RECORDS SUPPLIED>

◇ ◇ ◇ ◇ ◇ ◇ ◇

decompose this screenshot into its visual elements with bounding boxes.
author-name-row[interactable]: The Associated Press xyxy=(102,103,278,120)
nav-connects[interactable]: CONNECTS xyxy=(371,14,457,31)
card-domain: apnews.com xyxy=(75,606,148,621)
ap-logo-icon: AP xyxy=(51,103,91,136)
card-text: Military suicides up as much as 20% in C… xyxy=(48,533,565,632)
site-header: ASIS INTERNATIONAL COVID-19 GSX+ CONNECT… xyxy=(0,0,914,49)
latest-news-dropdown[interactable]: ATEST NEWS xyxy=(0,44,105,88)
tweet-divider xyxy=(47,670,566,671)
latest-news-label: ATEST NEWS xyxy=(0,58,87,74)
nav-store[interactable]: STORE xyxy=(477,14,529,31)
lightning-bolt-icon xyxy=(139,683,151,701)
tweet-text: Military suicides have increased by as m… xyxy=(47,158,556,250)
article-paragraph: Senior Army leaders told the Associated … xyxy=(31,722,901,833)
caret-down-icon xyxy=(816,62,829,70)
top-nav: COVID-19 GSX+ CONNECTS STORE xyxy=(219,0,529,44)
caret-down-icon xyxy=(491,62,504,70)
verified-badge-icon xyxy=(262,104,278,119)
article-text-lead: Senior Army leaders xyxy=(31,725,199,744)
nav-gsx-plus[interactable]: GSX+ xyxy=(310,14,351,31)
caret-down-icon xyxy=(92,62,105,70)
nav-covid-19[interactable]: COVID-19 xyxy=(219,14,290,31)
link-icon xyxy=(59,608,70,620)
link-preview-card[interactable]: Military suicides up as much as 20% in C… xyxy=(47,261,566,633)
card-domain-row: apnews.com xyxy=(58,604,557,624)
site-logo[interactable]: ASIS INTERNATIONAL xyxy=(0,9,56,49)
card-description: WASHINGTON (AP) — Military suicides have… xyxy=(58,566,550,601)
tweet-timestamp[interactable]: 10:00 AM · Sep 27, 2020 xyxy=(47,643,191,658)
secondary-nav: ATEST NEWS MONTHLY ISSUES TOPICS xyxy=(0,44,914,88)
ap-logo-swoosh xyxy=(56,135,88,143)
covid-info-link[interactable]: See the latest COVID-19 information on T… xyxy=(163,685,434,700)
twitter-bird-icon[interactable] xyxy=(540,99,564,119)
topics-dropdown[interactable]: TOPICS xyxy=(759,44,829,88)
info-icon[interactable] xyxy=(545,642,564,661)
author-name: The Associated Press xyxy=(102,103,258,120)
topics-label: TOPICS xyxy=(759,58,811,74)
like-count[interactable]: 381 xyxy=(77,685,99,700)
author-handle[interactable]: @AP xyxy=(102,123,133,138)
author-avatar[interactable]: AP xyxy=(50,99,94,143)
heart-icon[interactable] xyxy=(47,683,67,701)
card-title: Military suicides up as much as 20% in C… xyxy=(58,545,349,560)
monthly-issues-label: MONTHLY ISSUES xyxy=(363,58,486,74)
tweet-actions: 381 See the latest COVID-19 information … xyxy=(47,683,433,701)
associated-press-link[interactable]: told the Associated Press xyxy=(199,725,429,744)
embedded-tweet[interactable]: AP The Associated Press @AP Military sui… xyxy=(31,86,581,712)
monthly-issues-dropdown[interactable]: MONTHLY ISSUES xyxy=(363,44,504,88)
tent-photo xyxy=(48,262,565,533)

◇ ◇ ◇ ◇ ◇ ◇ ◇

WRITTEN PROBLEM> Reproduce the lines of the records above verbatim, from the first line to the last.

SOLUTION TO THIS TASK>
decompose this screenshot into its visual elements with bounding boxes.
author-name-row[interactable]: The Associated Press xyxy=(102,103,278,120)
nav-connects[interactable]: CONNECTS xyxy=(371,14,457,31)
card-domain: apnews.com xyxy=(75,606,148,621)
ap-logo-icon: AP xyxy=(51,103,91,136)
card-text: Military suicides up as much as 20% in C… xyxy=(48,533,565,632)
site-header: ASIS INTERNATIONAL COVID-19 GSX+ CONNECT… xyxy=(0,0,914,49)
latest-news-dropdown[interactable]: ATEST NEWS xyxy=(0,44,105,88)
tweet-divider xyxy=(47,670,566,671)
latest-news-label: ATEST NEWS xyxy=(0,58,87,74)
nav-store[interactable]: STORE xyxy=(477,14,529,31)
lightning-bolt-icon xyxy=(139,683,151,701)
tweet-text: Military suicides have increased by as m… xyxy=(47,158,556,250)
article-paragraph: Senior Army leaders told the Associated … xyxy=(31,722,901,833)
caret-down-icon xyxy=(816,62,829,70)
top-nav: COVID-19 GSX+ CONNECTS STORE xyxy=(219,0,529,44)
caret-down-icon xyxy=(491,62,504,70)
verified-badge-icon xyxy=(262,104,278,119)
article-text-lead: Senior Army leaders xyxy=(31,725,199,744)
nav-gsx-plus[interactable]: GSX+ xyxy=(310,14,351,31)
caret-down-icon xyxy=(92,62,105,70)
nav-covid-19[interactable]: COVID-19 xyxy=(219,14,290,31)
link-icon xyxy=(59,608,70,620)
link-preview-card[interactable]: Military suicides up as much as 20% in C… xyxy=(47,261,566,633)
card-domain-row: apnews.com xyxy=(58,604,557,624)
site-logo[interactable]: ASIS INTERNATIONAL xyxy=(0,9,56,49)
card-description: WASHINGTON (AP) — Military suicides have… xyxy=(58,566,550,601)
tweet-timestamp[interactable]: 10:00 AM · Sep 27, 2020 xyxy=(47,643,191,658)
secondary-nav: ATEST NEWS MONTHLY ISSUES TOPICS xyxy=(0,44,914,88)
ap-logo-swoosh xyxy=(56,135,88,143)
covid-info-link[interactable]: See the latest COVID-19 information on T… xyxy=(163,685,434,700)
twitter-bird-icon[interactable] xyxy=(540,99,564,119)
topics-dropdown[interactable]: TOPICS xyxy=(759,44,829,88)
info-icon[interactable] xyxy=(545,642,564,661)
author-name: The Associated Press xyxy=(102,103,258,120)
topics-label: TOPICS xyxy=(759,58,811,74)
like-count[interactable]: 381 xyxy=(77,685,99,700)
author-handle[interactable]: @AP xyxy=(102,123,133,138)
author-avatar[interactable]: AP xyxy=(50,99,94,143)
heart-icon[interactable] xyxy=(47,683,67,701)
card-title: Military suicides up as much as 20% in C… xyxy=(58,545,349,560)
monthly-issues-label: MONTHLY ISSUES xyxy=(363,58,486,74)
tweet-actions: 381 See the latest COVID-19 information … xyxy=(47,683,433,701)
associated-press-link[interactable]: told the Associated Press xyxy=(199,725,429,744)
embedded-tweet[interactable]: AP The Associated Press @AP Military sui… xyxy=(31,86,581,712)
monthly-issues-dropdown[interactable]: MONTHLY ISSUES xyxy=(363,44,504,88)
tent-photo xyxy=(48,262,565,533)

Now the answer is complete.